- Records:
start

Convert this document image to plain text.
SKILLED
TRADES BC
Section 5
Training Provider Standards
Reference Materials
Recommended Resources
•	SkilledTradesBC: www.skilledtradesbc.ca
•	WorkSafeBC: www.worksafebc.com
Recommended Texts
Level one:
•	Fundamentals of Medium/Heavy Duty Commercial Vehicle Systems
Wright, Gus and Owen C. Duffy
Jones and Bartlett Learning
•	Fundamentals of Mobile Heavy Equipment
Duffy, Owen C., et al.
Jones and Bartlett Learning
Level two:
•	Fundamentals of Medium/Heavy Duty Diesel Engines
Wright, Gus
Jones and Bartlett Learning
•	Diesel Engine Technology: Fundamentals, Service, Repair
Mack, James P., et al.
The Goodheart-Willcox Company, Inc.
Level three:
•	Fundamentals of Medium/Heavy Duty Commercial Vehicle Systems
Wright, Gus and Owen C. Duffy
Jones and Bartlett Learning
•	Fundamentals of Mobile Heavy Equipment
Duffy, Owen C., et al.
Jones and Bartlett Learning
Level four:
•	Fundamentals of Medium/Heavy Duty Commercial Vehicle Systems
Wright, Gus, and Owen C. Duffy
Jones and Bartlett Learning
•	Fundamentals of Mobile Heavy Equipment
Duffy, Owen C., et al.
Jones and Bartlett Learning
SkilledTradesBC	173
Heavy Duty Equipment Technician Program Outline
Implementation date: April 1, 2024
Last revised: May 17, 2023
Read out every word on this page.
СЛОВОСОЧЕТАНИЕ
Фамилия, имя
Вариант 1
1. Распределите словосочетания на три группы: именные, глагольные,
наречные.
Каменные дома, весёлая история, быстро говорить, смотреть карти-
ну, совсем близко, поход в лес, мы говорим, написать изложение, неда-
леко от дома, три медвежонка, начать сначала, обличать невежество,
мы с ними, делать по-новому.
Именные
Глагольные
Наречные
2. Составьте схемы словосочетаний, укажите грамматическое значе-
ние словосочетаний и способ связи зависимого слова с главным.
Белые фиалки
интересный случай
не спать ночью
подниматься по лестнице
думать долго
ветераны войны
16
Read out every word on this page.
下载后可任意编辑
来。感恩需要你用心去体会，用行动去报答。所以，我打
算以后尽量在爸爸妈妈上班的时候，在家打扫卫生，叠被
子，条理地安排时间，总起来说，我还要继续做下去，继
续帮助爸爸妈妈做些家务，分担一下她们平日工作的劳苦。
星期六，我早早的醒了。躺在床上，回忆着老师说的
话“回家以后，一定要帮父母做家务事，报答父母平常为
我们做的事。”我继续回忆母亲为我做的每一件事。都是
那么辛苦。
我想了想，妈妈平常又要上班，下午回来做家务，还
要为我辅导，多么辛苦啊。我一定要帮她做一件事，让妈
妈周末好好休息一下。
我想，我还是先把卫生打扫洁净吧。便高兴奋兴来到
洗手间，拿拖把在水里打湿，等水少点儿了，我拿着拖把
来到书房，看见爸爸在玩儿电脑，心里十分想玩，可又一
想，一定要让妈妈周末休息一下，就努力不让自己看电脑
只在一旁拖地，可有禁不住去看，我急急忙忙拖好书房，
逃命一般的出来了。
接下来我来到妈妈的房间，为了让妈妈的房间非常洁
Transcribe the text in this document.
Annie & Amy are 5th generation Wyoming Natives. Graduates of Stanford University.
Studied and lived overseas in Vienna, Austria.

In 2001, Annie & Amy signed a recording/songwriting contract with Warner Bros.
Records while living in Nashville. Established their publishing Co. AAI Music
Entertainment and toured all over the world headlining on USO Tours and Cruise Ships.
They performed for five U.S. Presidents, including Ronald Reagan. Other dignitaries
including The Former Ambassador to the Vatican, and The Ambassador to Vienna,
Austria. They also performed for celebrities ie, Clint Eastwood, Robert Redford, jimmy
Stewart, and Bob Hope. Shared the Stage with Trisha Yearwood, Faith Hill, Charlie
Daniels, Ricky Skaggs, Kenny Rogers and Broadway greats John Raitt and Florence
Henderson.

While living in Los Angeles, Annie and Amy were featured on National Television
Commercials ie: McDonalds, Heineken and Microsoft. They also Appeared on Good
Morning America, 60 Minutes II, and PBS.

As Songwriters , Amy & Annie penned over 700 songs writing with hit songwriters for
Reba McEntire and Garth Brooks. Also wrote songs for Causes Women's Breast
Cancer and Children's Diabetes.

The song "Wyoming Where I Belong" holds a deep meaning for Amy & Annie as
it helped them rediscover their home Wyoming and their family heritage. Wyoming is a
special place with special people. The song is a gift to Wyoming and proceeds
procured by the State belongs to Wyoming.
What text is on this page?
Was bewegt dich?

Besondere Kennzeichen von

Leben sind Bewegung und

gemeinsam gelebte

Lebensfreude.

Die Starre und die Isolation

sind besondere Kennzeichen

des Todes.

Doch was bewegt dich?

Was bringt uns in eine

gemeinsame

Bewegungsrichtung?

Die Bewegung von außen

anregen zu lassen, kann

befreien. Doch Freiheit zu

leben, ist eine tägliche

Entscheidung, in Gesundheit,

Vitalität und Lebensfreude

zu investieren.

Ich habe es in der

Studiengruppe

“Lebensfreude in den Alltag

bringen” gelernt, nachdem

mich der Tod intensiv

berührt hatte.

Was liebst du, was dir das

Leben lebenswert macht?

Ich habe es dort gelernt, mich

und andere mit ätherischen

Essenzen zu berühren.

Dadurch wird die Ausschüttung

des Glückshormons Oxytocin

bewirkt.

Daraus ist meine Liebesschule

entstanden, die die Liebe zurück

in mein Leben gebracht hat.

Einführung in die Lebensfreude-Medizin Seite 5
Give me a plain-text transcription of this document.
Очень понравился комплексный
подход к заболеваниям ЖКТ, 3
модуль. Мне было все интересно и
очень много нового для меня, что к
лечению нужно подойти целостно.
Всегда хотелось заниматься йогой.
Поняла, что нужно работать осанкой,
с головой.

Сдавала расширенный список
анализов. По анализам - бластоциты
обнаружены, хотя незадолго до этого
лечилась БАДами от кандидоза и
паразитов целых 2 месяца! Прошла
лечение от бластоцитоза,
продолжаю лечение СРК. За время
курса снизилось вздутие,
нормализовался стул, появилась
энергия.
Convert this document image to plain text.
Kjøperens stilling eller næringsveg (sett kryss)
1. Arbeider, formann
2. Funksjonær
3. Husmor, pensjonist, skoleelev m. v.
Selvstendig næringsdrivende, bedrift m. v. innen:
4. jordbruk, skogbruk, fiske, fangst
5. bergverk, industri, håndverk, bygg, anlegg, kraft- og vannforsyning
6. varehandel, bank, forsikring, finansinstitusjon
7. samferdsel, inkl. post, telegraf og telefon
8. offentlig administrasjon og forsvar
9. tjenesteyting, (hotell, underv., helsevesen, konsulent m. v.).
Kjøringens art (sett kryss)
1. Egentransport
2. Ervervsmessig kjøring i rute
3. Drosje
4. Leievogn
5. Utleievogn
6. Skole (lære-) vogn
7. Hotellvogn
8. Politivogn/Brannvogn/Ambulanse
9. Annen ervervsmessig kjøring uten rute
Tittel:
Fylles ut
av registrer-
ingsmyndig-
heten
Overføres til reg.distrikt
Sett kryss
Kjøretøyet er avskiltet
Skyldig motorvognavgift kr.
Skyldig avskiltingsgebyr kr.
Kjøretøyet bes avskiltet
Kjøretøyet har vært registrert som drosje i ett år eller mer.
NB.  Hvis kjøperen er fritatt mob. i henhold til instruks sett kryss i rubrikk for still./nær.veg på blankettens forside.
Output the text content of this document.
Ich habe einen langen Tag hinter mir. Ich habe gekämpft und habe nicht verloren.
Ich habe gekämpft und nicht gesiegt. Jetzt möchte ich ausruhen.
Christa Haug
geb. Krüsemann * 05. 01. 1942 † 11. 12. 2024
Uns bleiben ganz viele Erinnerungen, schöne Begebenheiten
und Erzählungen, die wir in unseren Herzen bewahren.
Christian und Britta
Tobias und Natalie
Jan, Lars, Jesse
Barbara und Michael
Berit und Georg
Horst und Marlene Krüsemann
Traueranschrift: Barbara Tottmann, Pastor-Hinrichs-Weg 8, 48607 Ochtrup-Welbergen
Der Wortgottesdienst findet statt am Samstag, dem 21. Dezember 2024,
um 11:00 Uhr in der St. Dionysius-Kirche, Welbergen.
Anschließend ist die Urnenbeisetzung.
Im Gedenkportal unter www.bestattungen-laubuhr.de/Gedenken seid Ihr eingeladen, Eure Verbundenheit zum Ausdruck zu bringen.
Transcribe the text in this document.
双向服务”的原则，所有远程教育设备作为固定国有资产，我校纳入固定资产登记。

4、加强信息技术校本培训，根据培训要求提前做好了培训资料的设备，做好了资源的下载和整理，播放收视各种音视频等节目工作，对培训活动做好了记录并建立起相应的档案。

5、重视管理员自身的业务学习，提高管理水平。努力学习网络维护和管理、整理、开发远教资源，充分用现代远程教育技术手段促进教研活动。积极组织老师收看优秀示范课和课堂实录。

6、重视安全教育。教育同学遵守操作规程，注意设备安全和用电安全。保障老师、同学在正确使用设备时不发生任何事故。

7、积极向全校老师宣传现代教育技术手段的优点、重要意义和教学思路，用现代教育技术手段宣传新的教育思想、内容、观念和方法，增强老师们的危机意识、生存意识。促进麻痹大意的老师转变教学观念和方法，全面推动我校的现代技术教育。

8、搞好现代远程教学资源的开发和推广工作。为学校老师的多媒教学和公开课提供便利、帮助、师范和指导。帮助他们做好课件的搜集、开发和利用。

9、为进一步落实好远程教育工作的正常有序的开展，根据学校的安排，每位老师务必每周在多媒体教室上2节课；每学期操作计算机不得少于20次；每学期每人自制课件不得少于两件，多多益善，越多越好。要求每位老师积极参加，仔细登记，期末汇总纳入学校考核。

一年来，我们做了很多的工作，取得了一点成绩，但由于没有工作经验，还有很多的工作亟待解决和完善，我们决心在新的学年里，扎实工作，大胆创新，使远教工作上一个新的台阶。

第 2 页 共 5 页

end

Find all lines with "SkilledTradesBC" in them and copy each one.

•	SkilledTradesBC: www.skilledtradesbc.ca
SkilledTradesBC	173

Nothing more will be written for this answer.